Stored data
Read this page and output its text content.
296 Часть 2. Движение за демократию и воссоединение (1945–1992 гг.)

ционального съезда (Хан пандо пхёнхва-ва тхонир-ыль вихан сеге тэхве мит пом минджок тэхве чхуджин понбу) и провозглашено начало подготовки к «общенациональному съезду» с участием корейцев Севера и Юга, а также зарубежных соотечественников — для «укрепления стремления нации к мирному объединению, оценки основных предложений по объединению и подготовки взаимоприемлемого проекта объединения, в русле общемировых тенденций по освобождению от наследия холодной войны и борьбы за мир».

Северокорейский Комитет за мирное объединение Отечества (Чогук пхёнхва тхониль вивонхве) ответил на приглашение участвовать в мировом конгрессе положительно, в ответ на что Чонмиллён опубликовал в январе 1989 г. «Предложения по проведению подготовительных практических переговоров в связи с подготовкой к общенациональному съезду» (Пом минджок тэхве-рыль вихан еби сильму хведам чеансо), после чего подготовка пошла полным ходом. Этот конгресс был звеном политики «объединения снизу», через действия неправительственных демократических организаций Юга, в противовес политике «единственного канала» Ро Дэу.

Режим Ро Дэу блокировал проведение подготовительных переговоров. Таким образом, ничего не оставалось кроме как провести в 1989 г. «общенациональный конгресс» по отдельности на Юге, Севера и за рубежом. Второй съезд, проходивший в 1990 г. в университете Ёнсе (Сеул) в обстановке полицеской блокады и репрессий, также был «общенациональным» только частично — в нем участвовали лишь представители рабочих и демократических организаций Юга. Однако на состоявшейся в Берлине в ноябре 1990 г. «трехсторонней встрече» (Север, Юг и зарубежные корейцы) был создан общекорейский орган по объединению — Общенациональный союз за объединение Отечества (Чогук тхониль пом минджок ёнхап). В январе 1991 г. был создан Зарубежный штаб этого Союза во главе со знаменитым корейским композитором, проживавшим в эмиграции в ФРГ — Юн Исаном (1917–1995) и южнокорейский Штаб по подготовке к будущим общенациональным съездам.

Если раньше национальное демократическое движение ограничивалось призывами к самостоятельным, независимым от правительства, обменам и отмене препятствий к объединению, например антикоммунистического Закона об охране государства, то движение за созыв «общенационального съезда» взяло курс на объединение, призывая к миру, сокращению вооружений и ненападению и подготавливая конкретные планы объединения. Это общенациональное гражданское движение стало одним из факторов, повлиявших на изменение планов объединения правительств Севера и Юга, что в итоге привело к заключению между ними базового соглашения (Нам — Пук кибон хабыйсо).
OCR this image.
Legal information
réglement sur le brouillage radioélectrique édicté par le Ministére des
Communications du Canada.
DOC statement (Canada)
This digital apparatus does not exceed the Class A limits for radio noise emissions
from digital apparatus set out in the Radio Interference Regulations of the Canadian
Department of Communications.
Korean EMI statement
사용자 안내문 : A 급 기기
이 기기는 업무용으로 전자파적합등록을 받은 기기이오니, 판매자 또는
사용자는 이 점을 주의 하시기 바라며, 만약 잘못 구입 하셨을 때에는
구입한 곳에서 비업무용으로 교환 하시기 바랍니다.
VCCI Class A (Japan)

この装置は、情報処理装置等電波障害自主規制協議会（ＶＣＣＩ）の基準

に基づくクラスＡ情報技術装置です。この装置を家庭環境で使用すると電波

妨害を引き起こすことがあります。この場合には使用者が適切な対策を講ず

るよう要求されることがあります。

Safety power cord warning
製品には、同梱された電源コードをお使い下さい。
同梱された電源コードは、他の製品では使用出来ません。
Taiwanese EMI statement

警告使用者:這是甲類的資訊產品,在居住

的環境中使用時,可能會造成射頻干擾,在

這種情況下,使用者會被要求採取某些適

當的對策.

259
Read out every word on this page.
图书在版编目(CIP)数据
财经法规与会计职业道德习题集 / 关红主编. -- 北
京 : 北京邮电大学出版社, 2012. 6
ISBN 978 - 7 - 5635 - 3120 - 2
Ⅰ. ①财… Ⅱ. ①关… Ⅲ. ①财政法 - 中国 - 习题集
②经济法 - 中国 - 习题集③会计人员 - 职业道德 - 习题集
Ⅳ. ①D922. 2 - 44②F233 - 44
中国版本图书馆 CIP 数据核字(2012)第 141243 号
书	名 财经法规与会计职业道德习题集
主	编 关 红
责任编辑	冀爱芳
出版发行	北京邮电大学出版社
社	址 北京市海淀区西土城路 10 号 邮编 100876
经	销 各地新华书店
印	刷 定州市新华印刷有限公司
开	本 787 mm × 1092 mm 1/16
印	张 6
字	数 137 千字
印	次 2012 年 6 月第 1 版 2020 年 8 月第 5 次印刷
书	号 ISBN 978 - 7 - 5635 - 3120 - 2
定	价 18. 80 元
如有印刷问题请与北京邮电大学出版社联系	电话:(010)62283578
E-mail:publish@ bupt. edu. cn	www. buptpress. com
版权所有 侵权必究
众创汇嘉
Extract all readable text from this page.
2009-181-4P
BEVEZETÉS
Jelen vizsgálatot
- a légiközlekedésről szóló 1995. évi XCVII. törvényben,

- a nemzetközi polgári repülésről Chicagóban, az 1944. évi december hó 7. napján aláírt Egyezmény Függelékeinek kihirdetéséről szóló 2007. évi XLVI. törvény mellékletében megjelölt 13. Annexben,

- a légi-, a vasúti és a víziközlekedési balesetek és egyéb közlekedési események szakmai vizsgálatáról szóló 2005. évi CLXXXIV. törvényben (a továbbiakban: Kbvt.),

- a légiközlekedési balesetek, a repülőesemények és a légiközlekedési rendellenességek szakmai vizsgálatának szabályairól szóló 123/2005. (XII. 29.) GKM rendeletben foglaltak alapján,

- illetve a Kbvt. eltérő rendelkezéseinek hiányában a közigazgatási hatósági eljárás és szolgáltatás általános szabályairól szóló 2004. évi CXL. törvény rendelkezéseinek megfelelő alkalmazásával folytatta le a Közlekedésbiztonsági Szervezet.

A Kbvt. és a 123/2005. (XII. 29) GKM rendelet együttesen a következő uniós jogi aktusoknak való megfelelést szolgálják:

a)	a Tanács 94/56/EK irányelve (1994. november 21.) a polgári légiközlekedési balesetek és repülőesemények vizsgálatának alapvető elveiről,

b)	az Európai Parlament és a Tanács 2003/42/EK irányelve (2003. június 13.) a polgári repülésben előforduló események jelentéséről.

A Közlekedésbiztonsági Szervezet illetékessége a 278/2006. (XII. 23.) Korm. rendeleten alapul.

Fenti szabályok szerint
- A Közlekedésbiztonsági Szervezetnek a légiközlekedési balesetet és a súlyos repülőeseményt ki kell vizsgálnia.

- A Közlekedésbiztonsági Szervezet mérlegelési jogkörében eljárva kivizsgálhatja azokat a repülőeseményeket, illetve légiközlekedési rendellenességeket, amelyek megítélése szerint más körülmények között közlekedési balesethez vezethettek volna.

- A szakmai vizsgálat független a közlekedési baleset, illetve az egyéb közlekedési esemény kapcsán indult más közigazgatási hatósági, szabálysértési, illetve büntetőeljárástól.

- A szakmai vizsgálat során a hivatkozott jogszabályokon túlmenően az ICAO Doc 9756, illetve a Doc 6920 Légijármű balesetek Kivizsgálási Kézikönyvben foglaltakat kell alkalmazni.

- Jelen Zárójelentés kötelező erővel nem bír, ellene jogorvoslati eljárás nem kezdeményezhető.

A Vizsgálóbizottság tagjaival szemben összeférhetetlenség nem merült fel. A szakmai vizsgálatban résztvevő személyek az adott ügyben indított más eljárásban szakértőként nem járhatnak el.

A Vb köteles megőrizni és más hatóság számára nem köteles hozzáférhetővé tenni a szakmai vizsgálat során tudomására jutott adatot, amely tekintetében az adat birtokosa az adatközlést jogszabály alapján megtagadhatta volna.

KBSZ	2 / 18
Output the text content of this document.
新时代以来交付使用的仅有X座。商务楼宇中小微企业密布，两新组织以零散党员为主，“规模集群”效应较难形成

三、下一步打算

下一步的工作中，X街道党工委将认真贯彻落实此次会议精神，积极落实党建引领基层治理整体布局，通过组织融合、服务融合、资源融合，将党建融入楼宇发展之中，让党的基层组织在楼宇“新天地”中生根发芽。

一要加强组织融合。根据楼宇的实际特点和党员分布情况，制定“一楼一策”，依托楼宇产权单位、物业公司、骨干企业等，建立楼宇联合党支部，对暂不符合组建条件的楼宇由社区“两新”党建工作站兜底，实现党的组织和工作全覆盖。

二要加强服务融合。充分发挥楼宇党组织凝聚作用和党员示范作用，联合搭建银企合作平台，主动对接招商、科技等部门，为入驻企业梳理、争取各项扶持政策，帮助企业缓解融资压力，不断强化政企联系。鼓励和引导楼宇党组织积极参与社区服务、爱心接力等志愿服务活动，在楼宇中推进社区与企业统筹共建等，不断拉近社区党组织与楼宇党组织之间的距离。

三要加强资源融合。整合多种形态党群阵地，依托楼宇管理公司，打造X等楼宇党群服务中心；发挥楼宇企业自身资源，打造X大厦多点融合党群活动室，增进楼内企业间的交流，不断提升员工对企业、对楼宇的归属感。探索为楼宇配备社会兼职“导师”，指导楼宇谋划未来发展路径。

#### YOUR TASK:
All lines from the one with "Output the text content of this document." through the final line above are to be quoted exactly; quote no other line.

#### TASK OUTPUT:
Output the text content of this document.
新时代以来交付使用的仅有X座。商务楼宇中小微企业密布，两新组织以零散党员为主，“规模集群”效应较难形成

三、下一步打算

下一步的工作中，X街道党工委将认真贯彻落实此次会议精神，积极落实党建引领基层治理整体布局，通过组织融合、服务融合、资源融合，将党建融入楼宇发展之中，让党的基层组织在楼宇“新天地”中生根发芽。

一要加强组织融合。根据楼宇的实际特点和党员分布情况，制定“一楼一策”，依托楼宇产权单位、物业公司、骨干企业等，建立楼宇联合党支部，对暂不符合组建条件的楼宇由社区“两新”党建工作站兜底，实现党的组织和工作全覆盖。

二要加强服务融合。充分发挥楼宇党组织凝聚作用和党员示范作用，联合搭建银企合作平台，主动对接招商、科技等部门，为入驻企业梳理、争取各项扶持政策，帮助企业缓解融资压力，不断强化政企联系。鼓励和引导楼宇党组织积极参与社区服务、爱心接力等志愿服务活动，在楼宇中推进社区与企业统筹共建等，不断拉近社区党组织与楼宇党组织之间的距离。

三要加强资源融合。整合多种形态党群阵地，依托楼宇管理公司，打造X等楼宇党群服务中心；发挥楼宇企业自身资源，打造X大厦多点融合党群活动室，增进楼内企业间的交流，不断提升员工对企业、对楼宇的归属感。探索为楼宇配备社会兼职“导师”，指导楼宇谋划未来发展路径。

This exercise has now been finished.